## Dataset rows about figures
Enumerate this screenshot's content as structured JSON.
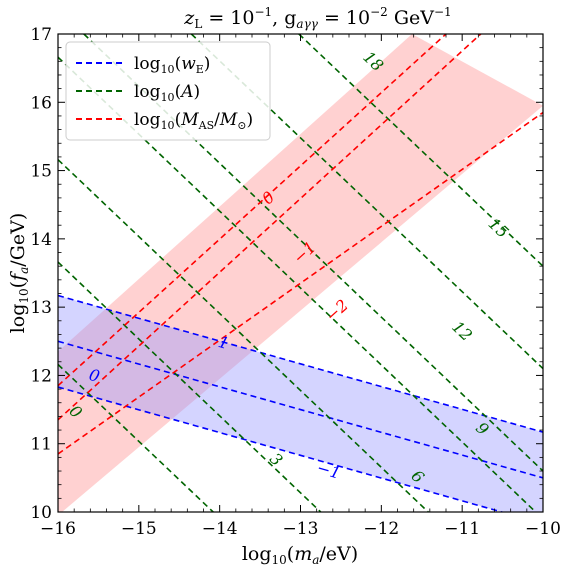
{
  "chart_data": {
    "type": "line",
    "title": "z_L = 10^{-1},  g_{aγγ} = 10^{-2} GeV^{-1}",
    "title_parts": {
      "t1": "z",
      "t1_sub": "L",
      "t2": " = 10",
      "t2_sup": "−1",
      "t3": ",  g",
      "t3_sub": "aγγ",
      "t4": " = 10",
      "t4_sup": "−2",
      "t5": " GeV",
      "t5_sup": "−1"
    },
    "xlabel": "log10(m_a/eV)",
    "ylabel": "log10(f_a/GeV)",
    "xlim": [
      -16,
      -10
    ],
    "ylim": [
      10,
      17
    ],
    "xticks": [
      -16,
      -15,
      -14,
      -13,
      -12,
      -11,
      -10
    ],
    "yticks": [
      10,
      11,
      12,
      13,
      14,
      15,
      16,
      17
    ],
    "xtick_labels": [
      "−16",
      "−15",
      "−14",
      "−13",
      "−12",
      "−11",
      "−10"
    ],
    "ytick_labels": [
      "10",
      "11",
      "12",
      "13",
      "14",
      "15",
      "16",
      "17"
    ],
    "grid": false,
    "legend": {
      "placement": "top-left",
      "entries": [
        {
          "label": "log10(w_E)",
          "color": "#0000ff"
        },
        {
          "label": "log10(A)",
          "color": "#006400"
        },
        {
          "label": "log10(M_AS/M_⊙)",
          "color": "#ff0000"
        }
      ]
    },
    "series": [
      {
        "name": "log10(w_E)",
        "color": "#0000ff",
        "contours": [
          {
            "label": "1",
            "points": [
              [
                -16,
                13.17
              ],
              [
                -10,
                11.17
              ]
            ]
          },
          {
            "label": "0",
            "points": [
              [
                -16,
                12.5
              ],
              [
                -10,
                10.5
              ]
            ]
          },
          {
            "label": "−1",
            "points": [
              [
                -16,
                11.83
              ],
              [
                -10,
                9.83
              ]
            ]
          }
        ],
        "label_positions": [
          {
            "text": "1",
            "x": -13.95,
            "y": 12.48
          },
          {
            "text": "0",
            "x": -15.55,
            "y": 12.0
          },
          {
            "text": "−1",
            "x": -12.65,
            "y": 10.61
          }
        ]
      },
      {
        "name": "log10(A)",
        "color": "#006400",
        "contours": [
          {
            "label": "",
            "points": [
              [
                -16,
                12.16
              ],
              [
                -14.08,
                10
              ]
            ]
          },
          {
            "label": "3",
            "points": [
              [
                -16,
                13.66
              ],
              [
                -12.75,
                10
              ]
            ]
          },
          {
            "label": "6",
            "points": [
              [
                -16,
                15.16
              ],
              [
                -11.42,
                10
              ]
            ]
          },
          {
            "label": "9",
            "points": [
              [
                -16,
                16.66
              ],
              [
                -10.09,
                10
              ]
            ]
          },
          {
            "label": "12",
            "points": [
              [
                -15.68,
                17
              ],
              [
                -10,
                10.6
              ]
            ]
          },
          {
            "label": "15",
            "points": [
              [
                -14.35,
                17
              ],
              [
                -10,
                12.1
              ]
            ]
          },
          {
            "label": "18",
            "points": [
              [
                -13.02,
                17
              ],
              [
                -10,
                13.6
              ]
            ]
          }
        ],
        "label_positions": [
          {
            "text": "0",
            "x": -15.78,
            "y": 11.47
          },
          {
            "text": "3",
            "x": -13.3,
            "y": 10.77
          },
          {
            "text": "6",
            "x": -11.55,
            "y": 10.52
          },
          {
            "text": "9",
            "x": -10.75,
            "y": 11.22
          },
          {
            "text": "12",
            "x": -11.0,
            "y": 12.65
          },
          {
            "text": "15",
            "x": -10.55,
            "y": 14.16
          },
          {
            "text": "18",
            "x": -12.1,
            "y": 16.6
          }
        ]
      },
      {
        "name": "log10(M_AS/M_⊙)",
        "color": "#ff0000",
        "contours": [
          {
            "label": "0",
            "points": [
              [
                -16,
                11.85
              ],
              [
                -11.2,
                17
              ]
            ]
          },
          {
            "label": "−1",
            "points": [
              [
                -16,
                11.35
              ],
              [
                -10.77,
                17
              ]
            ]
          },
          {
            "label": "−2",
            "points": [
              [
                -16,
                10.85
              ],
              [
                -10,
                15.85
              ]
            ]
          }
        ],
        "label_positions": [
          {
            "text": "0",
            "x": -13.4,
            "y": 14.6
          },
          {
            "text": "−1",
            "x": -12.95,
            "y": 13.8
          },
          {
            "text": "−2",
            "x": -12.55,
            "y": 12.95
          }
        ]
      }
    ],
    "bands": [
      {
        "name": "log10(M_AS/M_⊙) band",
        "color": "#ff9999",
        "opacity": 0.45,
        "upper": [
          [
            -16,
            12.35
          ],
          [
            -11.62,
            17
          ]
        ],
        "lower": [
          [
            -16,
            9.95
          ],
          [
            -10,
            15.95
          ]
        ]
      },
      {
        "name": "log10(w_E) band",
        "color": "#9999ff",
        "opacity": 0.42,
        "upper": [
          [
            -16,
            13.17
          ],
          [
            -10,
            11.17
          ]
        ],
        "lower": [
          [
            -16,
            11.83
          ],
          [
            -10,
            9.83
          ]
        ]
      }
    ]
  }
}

## Goal of the exercise
Reproduce all the records verbatim, excluding images.

## Response
Enumerate this screenshot's content as structured JSON.
{
  "chart_data": {
    "type": "line",
    "title": "z_L = 10^{-1},  g_{aγγ} = 10^{-2} GeV^{-1}",
    "title_parts": {
      "t1": "z",
      "t1_sub": "L",
      "t2": " = 10",
      "t2_sup": "−1",
      "t3": ",  g",
      "t3_sub": "aγγ",
      "t4": " = 10",
      "t4_sup": "−2",
      "t5": " GeV",
      "t5_sup": "−1"
    },
    "xlabel": "log10(m_a/eV)",
    "ylabel": "log10(f_a/GeV)",
    "xlim": [
      -16,
      -10
    ],
    "ylim": [
      10,
      17
    ],
    "xticks": [
      -16,
      -15,
      -14,
      -13,
      -12,
      -11,
      -10
    ],
    "yticks": [
      10,
      11,
      12,
      13,
      14,
      15,
      16,
      17
    ],
    "xtick_labels": [
      "−16",
      "−15",
      "−14",
      "−13",
      "−12",
      "−11",
      "−10"
    ],
    "ytick_labels": [
      "10",
      "11",
      "12",
      "13",
      "14",
      "15",
      "16",
      "17"
    ],
    "grid": false,
    "legend": {
      "placement": "top-left",
      "entries": [
        {
          "label": "log10(w_E)",
          "color": "#0000ff"
        },
        {
          "label": "log10(A)",
          "color": "#006400"
        },
        {
          "label": "log10(M_AS/M_⊙)",
          "color": "#ff0000"
        }
      ]
    },
    "series": [
      {
        "name": "log10(w_E)",
        "color": "#0000ff",
        "contours": [
          {
            "label": "1",
            "points": [
              [
                -16,
                13.17
              ],
              [
                -10,
                11.17
              ]
            ]
          },
          {
            "label": "0",
            "points": [
              [
                -16,
                12.5
              ],
              [
                -10,
                10.5
              ]
            ]
          },
          {
            "label": "−1",
            "points": [
              [
                -16,
                11.83
              ],
              [
                -10,
                9.83
              ]
            ]
          }
        ],
        "label_positions": [
          {
            "text": "1",
            "x": -13.95,
            "y": 12.48
          },
          {
            "text": "0",
            "x": -15.55,
            "y": 12.0
          },
          {
            "text": "−1",
            "x": -12.65,
            "y": 10.61
          }
        ]
      },
      {
        "name": "log10(A)",
        "color": "#006400",
        "contours": [
          {
            "label": "",
            "points": [
              [
                -16,
                12.16
              ],
              [
                -14.08,
                10
              ]
            ]
          },
          {
            "label": "3",
            "points": [
              [
                -16,
                13.66
              ],
              [
                -12.75,
                10
              ]
            ]
          },
          {
            "label": "6",
            "points": [
              [
                -16,
                15.16
              ],
              [
                -11.42,
                10
              ]
            ]
          },
          {
            "label": "9",
            "points": [
              [
                -16,
                16.66
              ],
              [
                -10.09,
                10
              ]
            ]
          },
          {
            "label": "12",
            "points": [
              [
                -15.68,
                17
              ],
              [
                -10,
                10.6
              ]
            ]
          },
          {
            "label": "15",
            "points": [
              [
                -14.35,
                17
              ],
              [
                -10,
                12.1
              ]
            ]
          },
          {
            "label": "18",
            "points": [
              [
                -13.02,
                17
              ],
              [
                -10,
                13.6
              ]
            ]
          }
        ],
        "label_positions": [
          {
            "text": "0",
            "x": -15.78,
            "y": 11.47
          },
          {
            "text": "3",
            "x": -13.3,
            "y": 10.77
          },
          {
            "text": "6",
            "x": -11.55,
            "y": 10.52
          },
          {
            "text": "9",
            "x": -10.75,
            "y": 11.22
          },
          {
            "text": "12",
            "x": -11.0,
            "y": 12.65
          },
          {
            "text": "15",
            "x": -10.55,
            "y": 14.16
          },
          {
            "text": "18",
            "x": -12.1,
            "y": 16.6
          }
        ]
      },
      {
        "name": "log10(M_AS/M_⊙)",
        "color": "#ff0000",
        "contours": [
          {
            "label": "0",
            "points": [
              [
                -16,
                11.85
              ],
              [
                -11.2,
                17
              ]
            ]
          },
          {
            "label": "−1",
            "points": [
              [
                -16,
                11.35
              ],
              [
                -10.77,
                17
              ]
            ]
          },
          {
            "label": "−2",
            "points": [
              [
                -16,
                10.85
              ],
              [
                -10,
                15.85
              ]
            ]
          }
        ],
        "label_positions": [
          {
            "text": "0",
            "x": -13.4,
            "y": 14.6
          },
          {
            "text": "−1",
            "x": -12.95,
            "y": 13.8
          },
          {
            "text": "−2",
            "x": -12.55,
            "y": 12.95
          }
        ]
      }
    ],
    "bands": [
      {
        "name": "log10(M_AS/M_⊙) band",
        "color": "#ff9999",
        "opacity": 0.45,
        "upper": [
          [
            -16,
            12.35
          ],
          [
            -11.62,
            17
          ]
        ],
        "lower": [
          [
            -16,
            9.95
          ],
          [
            -10,
            15.95
          ]
        ]
      },
      {
        "name": "log10(w_E) band",
        "color": "#9999ff",
        "opacity": 0.42,
        "upper": [
          [
            -16,
            13.17
          ],
          [
            -10,
            11.17
          ]
        ],
        "lower": [
          [
            -16,
            11.83
          ],
          [
            -10,
            9.83
          ]
        ]
      }
    ]
  }
}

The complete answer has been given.